• WORK TO BE COMPLETED:
Return the records in full, exactly as given.

START DATA ENTRIES

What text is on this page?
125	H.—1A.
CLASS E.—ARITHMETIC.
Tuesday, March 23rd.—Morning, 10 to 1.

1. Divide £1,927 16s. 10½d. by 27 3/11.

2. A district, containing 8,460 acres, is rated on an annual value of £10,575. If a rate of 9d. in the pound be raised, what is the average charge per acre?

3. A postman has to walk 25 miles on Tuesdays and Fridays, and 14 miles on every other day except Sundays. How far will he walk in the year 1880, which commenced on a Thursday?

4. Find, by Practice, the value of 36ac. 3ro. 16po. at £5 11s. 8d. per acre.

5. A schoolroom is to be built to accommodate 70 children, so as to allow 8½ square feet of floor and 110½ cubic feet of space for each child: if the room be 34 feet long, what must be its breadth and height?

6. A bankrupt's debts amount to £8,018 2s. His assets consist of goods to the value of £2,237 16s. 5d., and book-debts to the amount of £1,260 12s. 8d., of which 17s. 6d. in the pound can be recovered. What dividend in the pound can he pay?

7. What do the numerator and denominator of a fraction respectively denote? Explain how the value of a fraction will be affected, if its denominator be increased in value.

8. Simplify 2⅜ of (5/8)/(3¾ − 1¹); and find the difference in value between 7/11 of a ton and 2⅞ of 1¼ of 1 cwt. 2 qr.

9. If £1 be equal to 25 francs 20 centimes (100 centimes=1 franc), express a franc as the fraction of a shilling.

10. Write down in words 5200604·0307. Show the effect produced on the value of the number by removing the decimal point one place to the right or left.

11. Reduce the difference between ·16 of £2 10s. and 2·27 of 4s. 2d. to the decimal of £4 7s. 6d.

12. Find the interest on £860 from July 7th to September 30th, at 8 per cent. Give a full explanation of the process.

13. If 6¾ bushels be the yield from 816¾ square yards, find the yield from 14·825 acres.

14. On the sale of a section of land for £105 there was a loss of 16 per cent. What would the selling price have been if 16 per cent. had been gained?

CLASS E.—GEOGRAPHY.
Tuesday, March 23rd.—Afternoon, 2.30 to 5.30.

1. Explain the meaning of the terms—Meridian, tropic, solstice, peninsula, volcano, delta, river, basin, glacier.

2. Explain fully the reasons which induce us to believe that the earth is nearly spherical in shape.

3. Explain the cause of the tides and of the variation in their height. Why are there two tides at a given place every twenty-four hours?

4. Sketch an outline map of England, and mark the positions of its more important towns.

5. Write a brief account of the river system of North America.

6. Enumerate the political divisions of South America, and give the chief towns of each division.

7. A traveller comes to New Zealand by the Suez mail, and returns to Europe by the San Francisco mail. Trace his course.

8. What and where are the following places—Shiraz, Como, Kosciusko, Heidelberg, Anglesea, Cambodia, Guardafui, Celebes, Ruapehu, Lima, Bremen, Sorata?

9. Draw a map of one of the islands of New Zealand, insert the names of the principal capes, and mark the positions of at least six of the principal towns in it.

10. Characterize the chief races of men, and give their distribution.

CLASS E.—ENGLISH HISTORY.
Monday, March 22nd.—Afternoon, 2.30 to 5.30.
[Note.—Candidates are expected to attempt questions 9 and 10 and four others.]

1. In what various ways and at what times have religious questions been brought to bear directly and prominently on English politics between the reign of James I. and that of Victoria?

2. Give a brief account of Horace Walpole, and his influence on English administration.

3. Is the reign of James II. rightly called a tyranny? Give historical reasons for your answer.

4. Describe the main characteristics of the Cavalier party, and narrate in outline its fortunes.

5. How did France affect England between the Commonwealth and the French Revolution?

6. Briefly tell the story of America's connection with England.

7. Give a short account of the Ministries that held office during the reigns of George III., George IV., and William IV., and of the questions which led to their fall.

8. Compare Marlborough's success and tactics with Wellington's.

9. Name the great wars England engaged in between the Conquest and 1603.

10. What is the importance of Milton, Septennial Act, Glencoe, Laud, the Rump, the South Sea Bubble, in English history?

END DATA ENTRIES

• WRITTEN SOLUTION:
What text is on this page?
125	H.—1A.
CLASS E.—ARITHMETIC.
Tuesday, March 23rd.—Morning, 10 to 1.

1. Divide £1,927 16s. 10½d. by 27 3/11.

2. A district, containing 8,460 acres, is rated on an annual value of £10,575. If a rate of 9d. in the pound be raised, what is the average charge per acre?

3. A postman has to walk 25 miles on Tuesdays and Fridays, and 14 miles on every other day except Sundays. How far will he walk in the year 1880, which commenced on a Thursday?

4. Find, by Practice, the value of 36ac. 3ro. 16po. at £5 11s. 8d. per acre.

5. A schoolroom is to be built to accommodate 70 children, so as to allow 8½ square feet of floor and 110½ cubic feet of space for each child: if the room be 34 feet long, what must be its breadth and height?

6. A bankrupt's debts amount to £8,018 2s. His assets consist of goods to the value of £2,237 16s. 5d., and book-debts to the amount of £1,260 12s. 8d., of which 17s. 6d. in the pound can be recovered. What dividend in the pound can he pay?

7. What do the numerator and denominator of a fraction respectively denote? Explain how the value of a fraction will be affected, if its denominator be increased in value.

8. Simplify 2⅜ of (5/8)/(3¾ − 1¹); and find the difference in value between 7/11 of a ton and 2⅞ of 1¼ of 1 cwt. 2 qr.

9. If £1 be equal to 25 francs 20 centimes (100 centimes=1 franc), express a franc as the fraction of a shilling.

10. Write down in words 5200604·0307. Show the effect produced on the value of the number by removing the decimal point one place to the right or left.

11. Reduce the difference between ·16 of £2 10s. and 2·27 of 4s. 2d. to the decimal of £4 7s. 6d.

12. Find the interest on £860 from July 7th to September 30th, at 8 per cent. Give a full explanation of the process.

13. If 6¾ bushels be the yield from 816¾ square yards, find the yield from 14·825 acres.

14. On the sale of a section of land for £105 there was a loss of 16 per cent. What would the selling price have been if 16 per cent. had been gained?

CLASS E.—GEOGRAPHY.
Tuesday, March 23rd.—Afternoon, 2.30 to 5.30.

1. Explain the meaning of the terms—Meridian, tropic, solstice, peninsula, volcano, delta, river, basin, glacier.

2. Explain fully the reasons which induce us to believe that the earth is nearly spherical in shape.

3. Explain the cause of the tides and of the variation in their height. Why are there two tides at a given place every twenty-four hours?

4. Sketch an outline map of England, and mark the positions of its more important towns.

5. Write a brief account of the river system of North America.

6. Enumerate the political divisions of South America, and give the chief towns of each division.

7. A traveller comes to New Zealand by the Suez mail, and returns to Europe by the San Francisco mail. Trace his course.

8. What and where are the following places—Shiraz, Como, Kosciusko, Heidelberg, Anglesea, Cambodia, Guardafui, Celebes, Ruapehu, Lima, Bremen, Sorata?

9. Draw a map of one of the islands of New Zealand, insert the names of the principal capes, and mark the positions of at least six of the principal towns in it.

10. Characterize the chief races of men, and give their distribution.

CLASS E.—ENGLISH HISTORY.
Monday, March 22nd.—Afternoon, 2.30 to 5.30.
[Note.—Candidates are expected to attempt questions 9 and 10 and four others.]

1. In what various ways and at what times have religious questions been brought to bear directly and prominently on English politics between the reign of James I. and that of Victoria?

2. Give a brief account of Horace Walpole, and his influence on English administration.

3. Is the reign of James II. rightly called a tyranny? Give historical reasons for your answer.

4. Describe the main characteristics of the Cavalier party, and narrate in outline its fortunes.

5. How did France affect England between the Commonwealth and the French Revolution?

6. Briefly tell the story of America's connection with England.

7. Give a short account of the Ministries that held office during the reigns of George III., George IV., and William IV., and of the questions which led to their fall.

8. Compare Marlborough's success and tactics with Wellington's.

9. Name the great wars England engaged in between the Conquest and 1603.

10. What is the importance of Milton, Septennial Act, Glencoe, Laud, the Rump, the South Sea Bubble, in English history?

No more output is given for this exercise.